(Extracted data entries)
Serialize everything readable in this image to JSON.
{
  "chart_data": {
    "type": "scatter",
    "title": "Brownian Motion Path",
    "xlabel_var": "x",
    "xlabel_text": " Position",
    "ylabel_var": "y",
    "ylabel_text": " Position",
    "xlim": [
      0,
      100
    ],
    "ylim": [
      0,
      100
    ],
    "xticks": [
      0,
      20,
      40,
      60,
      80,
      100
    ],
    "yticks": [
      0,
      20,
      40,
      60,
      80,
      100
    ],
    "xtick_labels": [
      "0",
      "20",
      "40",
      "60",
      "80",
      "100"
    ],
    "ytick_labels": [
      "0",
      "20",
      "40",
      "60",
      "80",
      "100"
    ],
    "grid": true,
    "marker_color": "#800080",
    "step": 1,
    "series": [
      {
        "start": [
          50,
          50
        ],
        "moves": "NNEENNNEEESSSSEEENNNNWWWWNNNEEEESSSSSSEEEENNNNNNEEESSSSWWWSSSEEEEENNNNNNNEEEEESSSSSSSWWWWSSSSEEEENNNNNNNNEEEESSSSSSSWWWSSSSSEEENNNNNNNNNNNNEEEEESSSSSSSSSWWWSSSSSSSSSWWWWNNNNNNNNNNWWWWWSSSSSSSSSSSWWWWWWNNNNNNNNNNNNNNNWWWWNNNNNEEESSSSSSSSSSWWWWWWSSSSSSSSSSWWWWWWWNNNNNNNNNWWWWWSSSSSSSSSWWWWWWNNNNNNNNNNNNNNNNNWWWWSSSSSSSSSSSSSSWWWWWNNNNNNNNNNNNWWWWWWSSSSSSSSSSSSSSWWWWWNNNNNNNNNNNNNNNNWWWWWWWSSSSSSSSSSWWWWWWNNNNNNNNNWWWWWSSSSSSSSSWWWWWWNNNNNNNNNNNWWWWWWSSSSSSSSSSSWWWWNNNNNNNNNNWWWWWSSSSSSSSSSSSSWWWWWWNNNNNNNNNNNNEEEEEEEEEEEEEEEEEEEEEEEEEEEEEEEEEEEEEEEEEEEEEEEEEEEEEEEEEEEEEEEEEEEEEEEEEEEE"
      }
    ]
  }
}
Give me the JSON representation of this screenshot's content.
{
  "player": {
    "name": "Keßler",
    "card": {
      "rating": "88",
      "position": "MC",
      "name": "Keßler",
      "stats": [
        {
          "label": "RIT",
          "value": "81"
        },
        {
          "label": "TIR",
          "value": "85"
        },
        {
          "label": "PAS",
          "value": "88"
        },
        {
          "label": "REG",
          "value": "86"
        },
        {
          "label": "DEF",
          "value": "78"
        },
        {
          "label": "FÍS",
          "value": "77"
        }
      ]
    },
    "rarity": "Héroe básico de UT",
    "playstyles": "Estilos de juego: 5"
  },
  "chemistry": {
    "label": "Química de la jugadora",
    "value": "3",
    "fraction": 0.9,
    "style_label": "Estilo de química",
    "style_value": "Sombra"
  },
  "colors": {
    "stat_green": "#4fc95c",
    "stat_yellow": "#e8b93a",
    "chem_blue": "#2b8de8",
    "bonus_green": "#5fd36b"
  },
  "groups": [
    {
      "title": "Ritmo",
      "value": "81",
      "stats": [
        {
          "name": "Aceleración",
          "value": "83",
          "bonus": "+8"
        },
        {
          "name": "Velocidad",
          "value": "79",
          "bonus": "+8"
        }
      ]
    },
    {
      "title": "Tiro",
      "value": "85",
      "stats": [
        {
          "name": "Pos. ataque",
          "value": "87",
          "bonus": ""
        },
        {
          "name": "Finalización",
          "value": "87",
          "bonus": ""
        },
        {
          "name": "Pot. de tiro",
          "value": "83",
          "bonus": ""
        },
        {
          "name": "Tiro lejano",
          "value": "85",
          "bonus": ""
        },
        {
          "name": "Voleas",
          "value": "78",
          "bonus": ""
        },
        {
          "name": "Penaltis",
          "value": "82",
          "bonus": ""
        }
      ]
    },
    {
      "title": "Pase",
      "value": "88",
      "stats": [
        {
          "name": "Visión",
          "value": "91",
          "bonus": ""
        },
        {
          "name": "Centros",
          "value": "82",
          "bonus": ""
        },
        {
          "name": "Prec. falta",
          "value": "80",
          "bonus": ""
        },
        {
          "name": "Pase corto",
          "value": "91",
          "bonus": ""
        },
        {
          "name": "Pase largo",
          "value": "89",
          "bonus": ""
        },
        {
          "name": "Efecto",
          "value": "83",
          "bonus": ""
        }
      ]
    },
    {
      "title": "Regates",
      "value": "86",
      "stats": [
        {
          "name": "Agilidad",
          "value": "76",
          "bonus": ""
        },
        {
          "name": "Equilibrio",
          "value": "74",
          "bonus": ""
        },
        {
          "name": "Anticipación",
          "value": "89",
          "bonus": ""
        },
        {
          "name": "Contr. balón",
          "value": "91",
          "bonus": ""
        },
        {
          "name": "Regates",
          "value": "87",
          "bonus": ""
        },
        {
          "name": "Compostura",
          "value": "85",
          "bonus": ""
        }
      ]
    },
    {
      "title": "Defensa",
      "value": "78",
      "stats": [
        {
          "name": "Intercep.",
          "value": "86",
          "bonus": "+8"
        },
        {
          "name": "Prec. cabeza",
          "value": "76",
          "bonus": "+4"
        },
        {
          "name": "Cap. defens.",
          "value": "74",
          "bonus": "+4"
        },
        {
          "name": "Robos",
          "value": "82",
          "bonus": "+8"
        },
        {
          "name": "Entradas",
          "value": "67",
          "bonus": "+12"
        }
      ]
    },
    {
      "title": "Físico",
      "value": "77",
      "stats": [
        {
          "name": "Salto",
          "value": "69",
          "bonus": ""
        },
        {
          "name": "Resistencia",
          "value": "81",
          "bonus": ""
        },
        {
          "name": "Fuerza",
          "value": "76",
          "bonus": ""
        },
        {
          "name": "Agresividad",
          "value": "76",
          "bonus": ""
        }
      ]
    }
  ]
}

### WHAT IS NEEDED
Every entry should be output exactly as written, please.

### EXERCISE OUTPUT
Serialize everything readable in this image to JSON.
{
  "chart_data": {
    "type": "scatter",
    "title": "Brownian Motion Path",
    "xlabel_var": "x",
    "xlabel_text": " Position",
    "ylabel_var": "y",
    "ylabel_text": " Position",
    "xlim": [
      0,
      100
    ],
    "ylim": [
      0,
      100
    ],
    "xticks": [
      0,
      20,
      40,
      60,
      80,
      100
    ],
    "yticks": [
      0,
      20,
      40,
      60,
      80,
      100
    ],
    "xtick_labels": [
      "0",
      "20",
      "40",
      "60",
      "80",
      "100"
    ],
    "ytick_labels": [
      "0",
      "20",
      "40",
      "60",
      "80",
      "100"
    ],
    "grid": true,
    "marker_color": "#800080",
    "step": 1,
    "series": [
      {
        "start": [
          50,
          50
        ],
        "moves": "NNEENNNEEESSSSEEENNNNWWWWNNNEEEESSSSSSEEEENNNNNNEEESSSSWWWSSSEEEEENNNNNNNEEEEESSSSSSSWWWWSSSSEEEENNNNNNNNEEEESSSSSSSWWWSSSSSEEENNNNNNNNNNNNEEEEESSSSSSSSSWWWSSSSSSSSSWWWWNNNNNNNNNNWWWWWSSSSSSSSSSSWWWWWWNNNNNNNNNNNNNNNWWWWNNNNNEEESSSSSSSSSSWWWWWWSSSSSSSSSSWWWWWWWNNNNNNNNNWWWWWSSSSSSSSSWWWWWWNNNNNNNNNNNNNNNNNWWWWSSSSSSSSSSSSSSWWWWWNNNNNNNNNNNNWWWWWWSSSSSSSSSSSSSSWWWWWNNNNNNNNNNNNNNNNWWWWWWWSSSSSSSSSSWWWWWWNNNNNNNNNWWWWWSSSSSSSSSWWWWWWNNNNNNNNNNNWWWWWWSSSSSSSSSSSWWWWNNNNNNNNNNWWWWWSSSSSSSSSSSSSWWWWWWNNNNNNNNNNNNEEEEEEEEEEEEEEEEEEEEEEEEEEEEEEEEEEEEEEEEEEEEEEEEEEEEEEEEEEEEEEEEEEEEEEEEEEEE"
      }
    ]
  }
}
Give me the JSON representation of this screenshot's content.
{
  "player": {
    "name": "Keßler",
    "card": {
      "rating": "88",
      "position": "MC",
      "name": "Keßler",
      "stats": [
        {
          "label": "RIT",
          "value": "81"
        },
        {
          "label": "TIR",
          "value": "85"
        },
        {
          "label": "PAS",
          "value": "88"
        },
        {
          "label": "REG",
          "value": "86"
        },
        {
          "label": "DEF",
          "value": "78"
        },
        {
          "label": "FÍS",
          "value": "77"
        }
      ]
    },
    "rarity": "Héroe básico de UT",
    "playstyles": "Estilos de juego: 5"
  },
  "chemistry": {
    "label": "Química de la jugadora",
    "value": "3",
    "fraction": 0.9,
    "style_label": "Estilo de química",
    "style_value": "Sombra"
  },
  "colors": {
    "stat_green": "#4fc95c",
    "stat_yellow": "#e8b93a",
    "chem_blue": "#2b8de8",
    "bonus_green": "#5fd36b"
  },
  "groups": [
    {
      "title": "Ritmo",
      "value": "81",
      "stats": [
        {
          "name": "Aceleración",
          "value": "83",
          "bonus": "+8"
        },
        {
          "name": "Velocidad",
          "value": "79",
          "bonus": "+8"
        }
      ]
    },
    {
      "title": "Tiro",
      "value": "85",
      "stats": [
        {
          "name": "Pos. ataque",
          "value": "87",
          "bonus": ""
        },
        {
          "name": "Finalización",
          "value": "87",
          "bonus": ""
        },
        {
          "name": "Pot. de tiro",
          "value": "83",
          "bonus": ""
        },
        {
          "name": "Tiro lejano",
          "value": "85",
          "bonus": ""
        },
        {
          "name": "Voleas",
          "value": "78",
          "bonus": ""
        },
        {
          "name": "Penaltis",
          "value": "82",
          "bonus": ""
        }
      ]
    },
    {
      "title": "Pase",
      "value": "88",
      "stats": [
        {
          "name": "Visión",
          "value": "91",
          "bonus": ""
        },
        {
          "name": "Centros",
          "value": "82",
          "bonus": ""
        },
        {
          "name": "Prec. falta",
          "value": "80",
          "bonus": ""
        },
        {
          "name": "Pase corto",
          "value": "91",
          "bonus": ""
        },
        {
          "name": "Pase largo",
          "value": "89",
          "bonus": ""
        },
        {
          "name": "Efecto",
          "value": "83",
          "bonus": ""
        }
      ]
    },
    {
      "title": "Regates",
      "value": "86",
      "stats": [
        {
          "name": "Agilidad",
          "value": "76",
          "bonus": ""
        },
        {
          "name": "Equilibrio",
          "value": "74",
          "bonus": ""
        },
        {
          "name": "Anticipación",
          "value": "89",
          "bonus": ""
        },
        {
          "name": "Contr. balón",
          "value": "91",
          "bonus": ""
        },
        {
          "name": "Regates",
          "value": "87",
          "bonus": ""
        },
        {
          "name": "Compostura",
          "value": "85",
          "bonus": ""
        }
      ]
    },
    {
      "title": "Defensa",
      "value": "78",
      "stats": [
        {
          "name": "Intercep.",
          "value": "86",
          "bonus": "+8"
        },
        {
          "name": "Prec. cabeza",
          "value": "76",
          "bonus": "+4"
        },
        {
          "name": "Cap. defens.",
          "value": "74",
          "bonus": "+4"
        },
        {
          "name": "Robos",
          "value": "82",
          "bonus": "+8"
        },
        {
          "name": "Entradas",
          "value": "67",
          "bonus": "+12"
        }
      ]
    },
    {
      "title": "Físico",
      "value": "77",
      "stats": [
        {
          "name": "Salto",
          "value": "69",
          "bonus": ""
        },
        {
          "name": "Resistencia",
          "value": "81",
          "bonus": ""
        },
        {
          "name": "Fuerza",
          "value": "76",
          "bonus": ""
        },
        {
          "name": "Agresividad",
          "value": "76",
          "bonus": ""
        }
      ]
    }
  ]
}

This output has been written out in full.